— REQUIRED WORK —
Go through the material below and copy each line where the word "Equatorial" appears.

# START OF DATA LINES

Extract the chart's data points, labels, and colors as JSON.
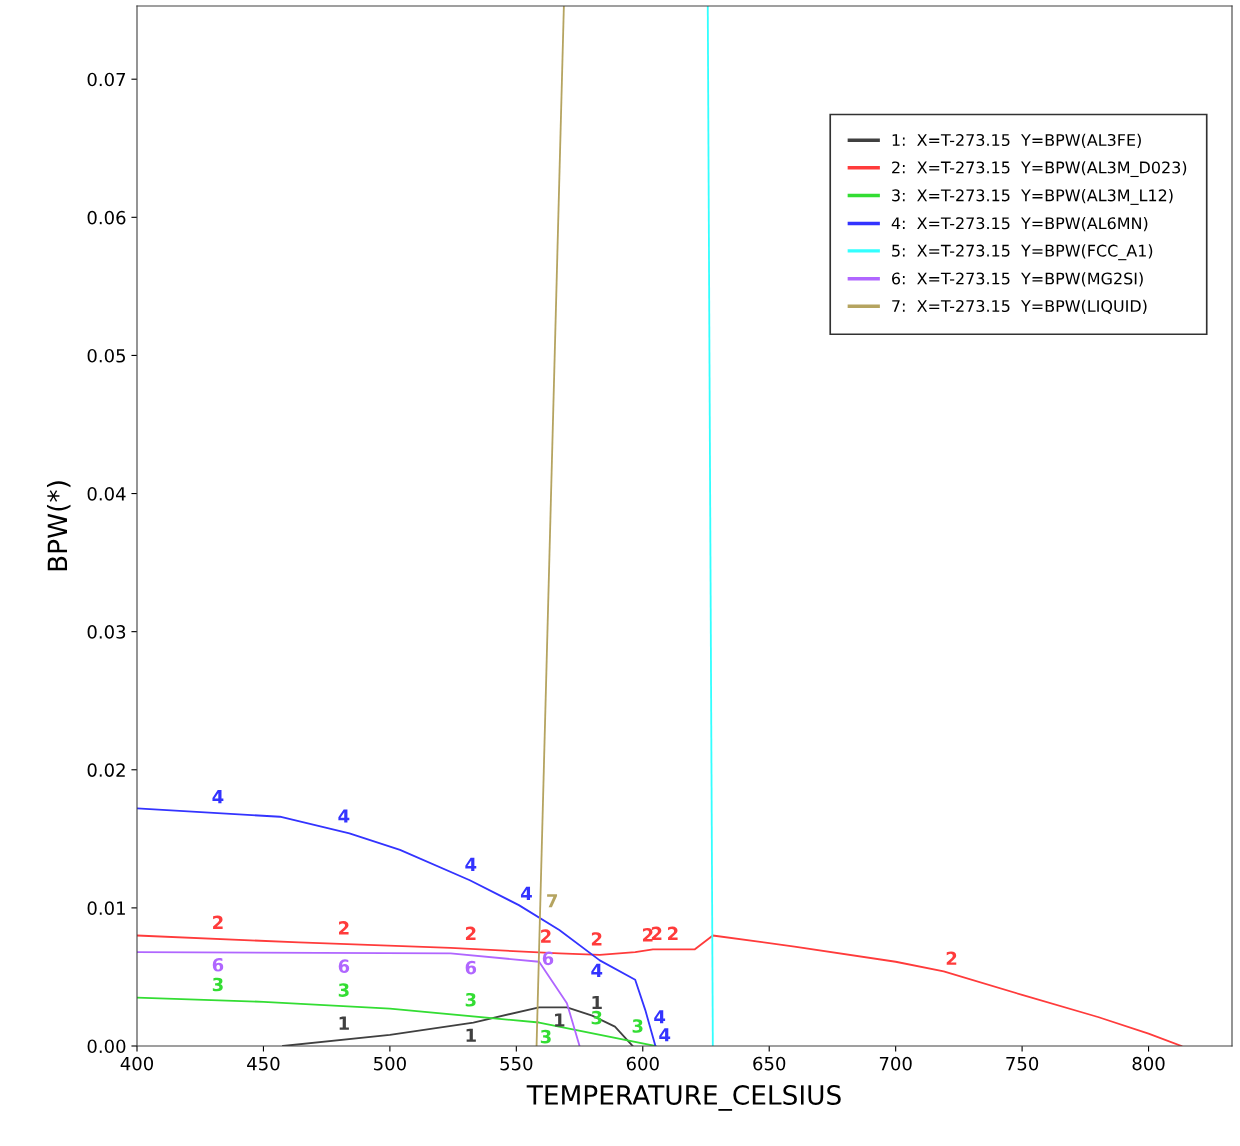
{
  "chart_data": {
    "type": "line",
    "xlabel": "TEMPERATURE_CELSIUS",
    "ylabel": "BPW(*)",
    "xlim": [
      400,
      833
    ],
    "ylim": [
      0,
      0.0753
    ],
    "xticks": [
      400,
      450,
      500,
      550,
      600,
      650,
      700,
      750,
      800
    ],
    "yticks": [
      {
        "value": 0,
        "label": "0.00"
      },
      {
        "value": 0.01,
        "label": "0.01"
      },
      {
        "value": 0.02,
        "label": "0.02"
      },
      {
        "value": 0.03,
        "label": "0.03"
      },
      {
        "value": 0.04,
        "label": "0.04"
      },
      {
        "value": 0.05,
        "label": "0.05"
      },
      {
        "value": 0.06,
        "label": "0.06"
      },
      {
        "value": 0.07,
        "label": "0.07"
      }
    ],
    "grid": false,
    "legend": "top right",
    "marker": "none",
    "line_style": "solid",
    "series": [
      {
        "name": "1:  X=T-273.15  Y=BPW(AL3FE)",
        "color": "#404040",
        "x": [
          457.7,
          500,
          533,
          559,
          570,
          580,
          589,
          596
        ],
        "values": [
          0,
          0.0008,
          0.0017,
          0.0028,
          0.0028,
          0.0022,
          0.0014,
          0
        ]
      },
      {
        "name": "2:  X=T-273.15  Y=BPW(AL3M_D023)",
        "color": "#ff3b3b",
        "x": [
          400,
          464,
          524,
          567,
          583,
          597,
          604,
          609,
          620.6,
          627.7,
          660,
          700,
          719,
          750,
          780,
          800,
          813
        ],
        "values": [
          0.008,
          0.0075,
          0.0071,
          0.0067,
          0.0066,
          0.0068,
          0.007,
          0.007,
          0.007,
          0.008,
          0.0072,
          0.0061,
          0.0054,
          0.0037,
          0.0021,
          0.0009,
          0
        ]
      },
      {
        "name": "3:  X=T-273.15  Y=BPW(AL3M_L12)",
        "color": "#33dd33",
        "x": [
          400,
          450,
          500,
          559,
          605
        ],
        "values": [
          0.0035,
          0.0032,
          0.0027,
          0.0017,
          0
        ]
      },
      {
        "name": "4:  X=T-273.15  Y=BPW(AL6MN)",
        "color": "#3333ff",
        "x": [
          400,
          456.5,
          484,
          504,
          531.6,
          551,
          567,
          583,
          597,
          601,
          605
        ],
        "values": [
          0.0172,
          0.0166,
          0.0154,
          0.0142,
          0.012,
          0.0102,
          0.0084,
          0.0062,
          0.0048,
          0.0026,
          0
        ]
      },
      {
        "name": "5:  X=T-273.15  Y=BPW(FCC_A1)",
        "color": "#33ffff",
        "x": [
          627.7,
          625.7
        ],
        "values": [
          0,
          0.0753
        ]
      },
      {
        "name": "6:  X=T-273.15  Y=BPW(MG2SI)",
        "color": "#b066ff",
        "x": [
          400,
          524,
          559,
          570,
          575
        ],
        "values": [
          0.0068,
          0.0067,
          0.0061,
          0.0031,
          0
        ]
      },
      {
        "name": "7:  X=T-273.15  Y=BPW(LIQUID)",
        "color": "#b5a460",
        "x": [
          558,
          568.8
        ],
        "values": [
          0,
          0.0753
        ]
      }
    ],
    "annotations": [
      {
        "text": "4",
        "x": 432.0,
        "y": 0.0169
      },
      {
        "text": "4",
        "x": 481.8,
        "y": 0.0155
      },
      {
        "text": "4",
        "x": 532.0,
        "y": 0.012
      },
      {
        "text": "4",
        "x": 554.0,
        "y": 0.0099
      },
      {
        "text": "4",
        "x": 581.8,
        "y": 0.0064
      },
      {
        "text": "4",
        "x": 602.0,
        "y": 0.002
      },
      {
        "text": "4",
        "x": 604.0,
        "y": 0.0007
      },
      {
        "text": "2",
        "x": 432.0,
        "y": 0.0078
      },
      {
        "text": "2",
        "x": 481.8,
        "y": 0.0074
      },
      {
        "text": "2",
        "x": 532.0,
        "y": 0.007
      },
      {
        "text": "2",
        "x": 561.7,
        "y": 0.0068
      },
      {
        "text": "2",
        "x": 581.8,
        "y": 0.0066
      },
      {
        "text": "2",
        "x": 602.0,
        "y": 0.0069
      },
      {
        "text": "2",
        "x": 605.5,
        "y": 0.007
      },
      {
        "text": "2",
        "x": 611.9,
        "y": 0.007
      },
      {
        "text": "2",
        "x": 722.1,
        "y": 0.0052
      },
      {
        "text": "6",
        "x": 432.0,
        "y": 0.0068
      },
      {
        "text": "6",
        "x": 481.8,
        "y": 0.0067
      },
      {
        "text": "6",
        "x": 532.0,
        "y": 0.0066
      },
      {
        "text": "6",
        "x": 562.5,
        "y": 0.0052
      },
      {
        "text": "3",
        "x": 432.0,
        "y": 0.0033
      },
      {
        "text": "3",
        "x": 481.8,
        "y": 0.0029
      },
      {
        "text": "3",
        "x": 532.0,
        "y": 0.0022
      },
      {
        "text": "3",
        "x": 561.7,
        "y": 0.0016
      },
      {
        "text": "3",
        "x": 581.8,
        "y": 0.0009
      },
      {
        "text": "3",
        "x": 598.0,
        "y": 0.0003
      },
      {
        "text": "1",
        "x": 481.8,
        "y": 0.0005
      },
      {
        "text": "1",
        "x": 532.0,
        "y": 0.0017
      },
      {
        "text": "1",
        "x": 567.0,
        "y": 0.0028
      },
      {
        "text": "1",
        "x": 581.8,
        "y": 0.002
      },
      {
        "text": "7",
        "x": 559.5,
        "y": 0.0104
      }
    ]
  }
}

# END OF DATA LINES
# START OF DATA LINES

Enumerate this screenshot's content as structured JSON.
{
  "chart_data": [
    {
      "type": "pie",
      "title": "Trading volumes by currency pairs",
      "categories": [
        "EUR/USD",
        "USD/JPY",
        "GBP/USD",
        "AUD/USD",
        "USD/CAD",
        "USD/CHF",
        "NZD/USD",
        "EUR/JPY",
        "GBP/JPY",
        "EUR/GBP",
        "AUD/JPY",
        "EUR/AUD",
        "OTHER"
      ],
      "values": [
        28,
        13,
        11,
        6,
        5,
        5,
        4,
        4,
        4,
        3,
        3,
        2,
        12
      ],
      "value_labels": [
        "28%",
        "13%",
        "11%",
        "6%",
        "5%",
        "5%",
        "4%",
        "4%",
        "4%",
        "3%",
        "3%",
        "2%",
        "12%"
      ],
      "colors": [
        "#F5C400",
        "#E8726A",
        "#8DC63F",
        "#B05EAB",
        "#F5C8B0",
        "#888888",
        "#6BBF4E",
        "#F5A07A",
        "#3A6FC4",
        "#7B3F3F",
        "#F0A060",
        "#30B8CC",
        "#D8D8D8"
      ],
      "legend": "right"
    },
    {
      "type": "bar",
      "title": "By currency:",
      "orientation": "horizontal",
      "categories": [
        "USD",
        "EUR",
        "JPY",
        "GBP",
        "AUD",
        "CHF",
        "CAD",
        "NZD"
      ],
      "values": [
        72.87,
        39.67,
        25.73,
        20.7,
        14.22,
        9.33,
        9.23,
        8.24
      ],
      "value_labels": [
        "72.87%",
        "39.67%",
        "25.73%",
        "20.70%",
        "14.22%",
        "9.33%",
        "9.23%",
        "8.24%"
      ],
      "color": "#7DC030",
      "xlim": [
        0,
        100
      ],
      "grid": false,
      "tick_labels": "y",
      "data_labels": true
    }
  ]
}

# END OF DATA LINES
# START OF DATA LINES

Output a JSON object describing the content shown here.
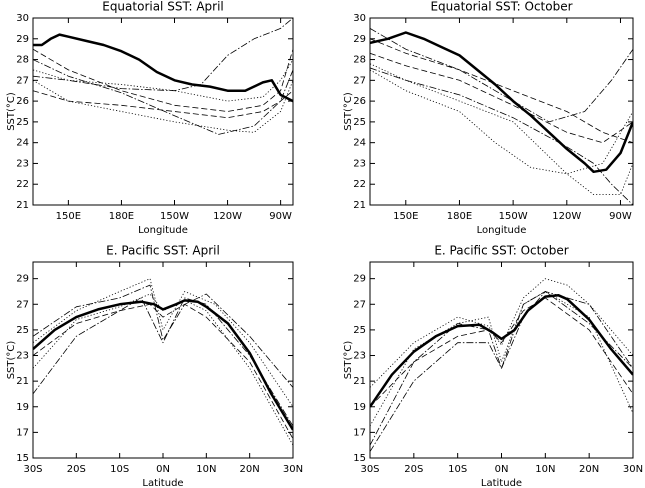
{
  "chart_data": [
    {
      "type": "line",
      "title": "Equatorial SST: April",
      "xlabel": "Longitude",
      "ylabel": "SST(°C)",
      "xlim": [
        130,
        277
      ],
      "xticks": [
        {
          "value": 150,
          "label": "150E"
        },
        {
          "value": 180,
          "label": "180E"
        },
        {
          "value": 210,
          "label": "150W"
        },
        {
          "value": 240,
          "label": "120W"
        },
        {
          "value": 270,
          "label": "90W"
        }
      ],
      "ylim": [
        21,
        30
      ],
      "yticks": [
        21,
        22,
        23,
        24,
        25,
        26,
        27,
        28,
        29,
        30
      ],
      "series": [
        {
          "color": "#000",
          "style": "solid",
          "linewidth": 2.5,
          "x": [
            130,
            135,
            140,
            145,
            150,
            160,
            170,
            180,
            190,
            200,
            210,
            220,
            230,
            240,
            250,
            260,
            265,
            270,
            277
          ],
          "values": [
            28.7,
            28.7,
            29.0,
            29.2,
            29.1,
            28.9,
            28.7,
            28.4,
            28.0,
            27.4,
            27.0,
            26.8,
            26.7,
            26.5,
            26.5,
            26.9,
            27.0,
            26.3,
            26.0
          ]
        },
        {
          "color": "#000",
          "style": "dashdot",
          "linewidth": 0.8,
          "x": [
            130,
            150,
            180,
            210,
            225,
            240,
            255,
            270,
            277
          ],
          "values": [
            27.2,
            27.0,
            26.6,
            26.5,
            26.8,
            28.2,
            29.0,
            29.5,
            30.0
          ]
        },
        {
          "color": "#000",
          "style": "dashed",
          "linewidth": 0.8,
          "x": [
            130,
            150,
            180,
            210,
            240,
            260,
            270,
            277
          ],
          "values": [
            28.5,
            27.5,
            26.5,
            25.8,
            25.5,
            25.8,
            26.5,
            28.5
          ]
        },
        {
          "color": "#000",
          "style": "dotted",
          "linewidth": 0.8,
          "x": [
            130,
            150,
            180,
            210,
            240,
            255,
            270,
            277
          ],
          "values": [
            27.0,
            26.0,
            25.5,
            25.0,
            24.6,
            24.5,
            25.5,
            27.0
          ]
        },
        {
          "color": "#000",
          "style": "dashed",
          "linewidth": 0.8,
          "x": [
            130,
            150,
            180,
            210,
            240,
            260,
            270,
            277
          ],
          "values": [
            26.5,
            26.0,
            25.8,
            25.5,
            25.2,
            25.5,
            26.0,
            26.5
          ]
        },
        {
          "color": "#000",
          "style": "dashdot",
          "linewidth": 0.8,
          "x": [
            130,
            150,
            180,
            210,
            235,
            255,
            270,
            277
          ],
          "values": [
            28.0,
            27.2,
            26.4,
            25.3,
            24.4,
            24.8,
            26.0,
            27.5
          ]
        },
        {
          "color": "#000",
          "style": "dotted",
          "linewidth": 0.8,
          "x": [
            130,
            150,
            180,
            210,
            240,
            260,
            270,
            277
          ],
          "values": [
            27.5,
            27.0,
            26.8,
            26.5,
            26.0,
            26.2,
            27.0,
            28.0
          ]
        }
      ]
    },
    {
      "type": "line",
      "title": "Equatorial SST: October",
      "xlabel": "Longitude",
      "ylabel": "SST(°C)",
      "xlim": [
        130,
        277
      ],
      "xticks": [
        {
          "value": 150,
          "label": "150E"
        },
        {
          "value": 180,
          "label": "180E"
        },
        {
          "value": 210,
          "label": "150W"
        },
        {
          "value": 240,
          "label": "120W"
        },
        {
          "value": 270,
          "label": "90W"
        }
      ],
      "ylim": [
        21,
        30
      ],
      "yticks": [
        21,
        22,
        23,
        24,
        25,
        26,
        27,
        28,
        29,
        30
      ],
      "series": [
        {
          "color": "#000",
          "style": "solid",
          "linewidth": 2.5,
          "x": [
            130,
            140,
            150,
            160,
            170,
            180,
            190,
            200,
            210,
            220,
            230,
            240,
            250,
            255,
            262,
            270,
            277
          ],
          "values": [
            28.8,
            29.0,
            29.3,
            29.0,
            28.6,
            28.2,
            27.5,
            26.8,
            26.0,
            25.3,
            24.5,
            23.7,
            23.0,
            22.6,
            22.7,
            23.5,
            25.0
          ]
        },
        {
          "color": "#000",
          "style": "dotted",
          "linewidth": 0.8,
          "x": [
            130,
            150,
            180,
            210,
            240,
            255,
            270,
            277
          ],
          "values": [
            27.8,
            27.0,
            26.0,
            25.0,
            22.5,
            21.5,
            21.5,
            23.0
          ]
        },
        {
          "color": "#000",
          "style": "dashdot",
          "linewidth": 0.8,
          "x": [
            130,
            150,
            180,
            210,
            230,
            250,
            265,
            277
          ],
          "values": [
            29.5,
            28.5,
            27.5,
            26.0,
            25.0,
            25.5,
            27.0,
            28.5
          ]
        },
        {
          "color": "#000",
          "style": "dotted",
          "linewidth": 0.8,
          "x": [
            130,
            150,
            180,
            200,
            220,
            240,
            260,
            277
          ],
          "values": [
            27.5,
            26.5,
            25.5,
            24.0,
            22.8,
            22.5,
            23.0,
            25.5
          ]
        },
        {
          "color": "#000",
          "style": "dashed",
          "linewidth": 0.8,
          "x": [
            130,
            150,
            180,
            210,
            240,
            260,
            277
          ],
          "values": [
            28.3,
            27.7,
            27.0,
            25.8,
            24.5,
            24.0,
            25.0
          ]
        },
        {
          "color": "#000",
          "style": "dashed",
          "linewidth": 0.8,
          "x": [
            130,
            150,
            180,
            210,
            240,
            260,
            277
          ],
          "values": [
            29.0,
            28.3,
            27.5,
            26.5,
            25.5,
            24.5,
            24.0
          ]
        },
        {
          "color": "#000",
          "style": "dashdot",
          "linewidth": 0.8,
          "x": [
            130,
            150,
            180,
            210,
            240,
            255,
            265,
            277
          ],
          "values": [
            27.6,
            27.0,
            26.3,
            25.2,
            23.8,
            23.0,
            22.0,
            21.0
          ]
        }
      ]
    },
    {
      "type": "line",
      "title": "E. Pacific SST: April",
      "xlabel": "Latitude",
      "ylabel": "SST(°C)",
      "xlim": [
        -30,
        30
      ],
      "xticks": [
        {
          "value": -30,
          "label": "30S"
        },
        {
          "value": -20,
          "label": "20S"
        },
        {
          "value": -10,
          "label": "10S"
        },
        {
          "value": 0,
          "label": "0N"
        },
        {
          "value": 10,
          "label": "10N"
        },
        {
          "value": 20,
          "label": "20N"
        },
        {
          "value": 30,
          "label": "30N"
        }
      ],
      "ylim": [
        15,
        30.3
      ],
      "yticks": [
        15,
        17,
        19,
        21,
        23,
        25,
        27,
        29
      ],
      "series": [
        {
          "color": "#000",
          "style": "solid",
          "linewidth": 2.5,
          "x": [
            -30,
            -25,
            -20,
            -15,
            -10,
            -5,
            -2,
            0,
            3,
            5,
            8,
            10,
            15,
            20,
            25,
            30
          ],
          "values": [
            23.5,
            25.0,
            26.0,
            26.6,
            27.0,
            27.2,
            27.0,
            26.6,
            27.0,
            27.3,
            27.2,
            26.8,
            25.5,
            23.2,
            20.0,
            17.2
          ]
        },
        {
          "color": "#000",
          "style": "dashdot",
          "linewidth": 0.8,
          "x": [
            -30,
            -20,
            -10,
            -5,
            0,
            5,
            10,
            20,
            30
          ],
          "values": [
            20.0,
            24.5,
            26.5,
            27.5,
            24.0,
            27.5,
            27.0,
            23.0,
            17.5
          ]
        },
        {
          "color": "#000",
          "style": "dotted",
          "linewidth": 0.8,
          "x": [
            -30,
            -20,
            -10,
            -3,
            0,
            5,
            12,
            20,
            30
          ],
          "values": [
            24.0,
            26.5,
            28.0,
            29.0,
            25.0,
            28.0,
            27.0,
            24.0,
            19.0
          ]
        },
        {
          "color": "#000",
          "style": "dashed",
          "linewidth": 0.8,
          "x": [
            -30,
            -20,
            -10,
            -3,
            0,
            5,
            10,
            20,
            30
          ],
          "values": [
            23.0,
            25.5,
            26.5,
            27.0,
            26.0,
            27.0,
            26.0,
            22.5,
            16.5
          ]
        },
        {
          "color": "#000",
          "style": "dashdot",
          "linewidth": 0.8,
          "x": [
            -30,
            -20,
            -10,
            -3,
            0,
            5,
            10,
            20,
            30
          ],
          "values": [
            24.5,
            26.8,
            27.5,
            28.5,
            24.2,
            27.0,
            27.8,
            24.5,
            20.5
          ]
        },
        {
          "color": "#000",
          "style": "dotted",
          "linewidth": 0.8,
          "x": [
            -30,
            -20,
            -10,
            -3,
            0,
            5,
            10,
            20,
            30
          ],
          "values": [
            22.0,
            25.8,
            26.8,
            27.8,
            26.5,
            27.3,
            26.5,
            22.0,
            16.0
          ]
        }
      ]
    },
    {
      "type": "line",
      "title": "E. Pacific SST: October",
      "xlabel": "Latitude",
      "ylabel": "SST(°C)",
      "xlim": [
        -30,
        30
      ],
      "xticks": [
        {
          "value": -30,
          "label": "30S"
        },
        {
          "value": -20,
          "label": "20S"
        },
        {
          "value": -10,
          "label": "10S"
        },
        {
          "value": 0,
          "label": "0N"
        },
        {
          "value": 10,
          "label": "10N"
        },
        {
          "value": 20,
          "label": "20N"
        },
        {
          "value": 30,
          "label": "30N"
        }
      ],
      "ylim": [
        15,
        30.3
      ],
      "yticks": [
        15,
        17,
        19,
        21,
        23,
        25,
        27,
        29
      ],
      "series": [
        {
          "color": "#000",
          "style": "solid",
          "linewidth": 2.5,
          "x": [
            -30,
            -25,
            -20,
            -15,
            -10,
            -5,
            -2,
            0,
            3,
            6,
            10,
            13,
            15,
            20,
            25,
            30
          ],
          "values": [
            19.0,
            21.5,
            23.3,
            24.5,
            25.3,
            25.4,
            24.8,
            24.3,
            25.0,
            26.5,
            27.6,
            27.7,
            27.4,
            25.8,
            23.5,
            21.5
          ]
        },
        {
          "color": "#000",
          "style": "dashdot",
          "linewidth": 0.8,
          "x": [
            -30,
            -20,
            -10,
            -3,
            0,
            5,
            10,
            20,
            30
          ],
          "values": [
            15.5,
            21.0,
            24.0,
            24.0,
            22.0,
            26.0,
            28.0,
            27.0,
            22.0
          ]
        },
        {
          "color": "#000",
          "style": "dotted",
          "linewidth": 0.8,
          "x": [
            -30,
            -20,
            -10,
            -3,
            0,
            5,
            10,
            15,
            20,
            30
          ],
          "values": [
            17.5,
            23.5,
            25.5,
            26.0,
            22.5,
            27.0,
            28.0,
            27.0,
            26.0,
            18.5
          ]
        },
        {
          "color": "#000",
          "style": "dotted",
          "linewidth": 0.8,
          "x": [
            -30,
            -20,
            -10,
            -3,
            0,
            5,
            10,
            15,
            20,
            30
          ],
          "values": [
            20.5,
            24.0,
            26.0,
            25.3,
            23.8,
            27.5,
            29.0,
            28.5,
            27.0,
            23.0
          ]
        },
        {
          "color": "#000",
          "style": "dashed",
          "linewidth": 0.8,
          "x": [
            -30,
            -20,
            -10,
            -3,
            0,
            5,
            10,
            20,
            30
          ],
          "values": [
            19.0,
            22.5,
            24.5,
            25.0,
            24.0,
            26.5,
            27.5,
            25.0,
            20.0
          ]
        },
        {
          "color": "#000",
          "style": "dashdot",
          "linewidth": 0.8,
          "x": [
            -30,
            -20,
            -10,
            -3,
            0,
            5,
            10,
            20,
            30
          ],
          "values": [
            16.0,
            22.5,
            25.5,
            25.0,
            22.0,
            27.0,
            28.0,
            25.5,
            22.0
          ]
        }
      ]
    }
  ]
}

# END OF DATA LINES

— COMPLETED EXERCISE —
      "title": "Equatorial SST: April",
      "title": "Equatorial SST: October",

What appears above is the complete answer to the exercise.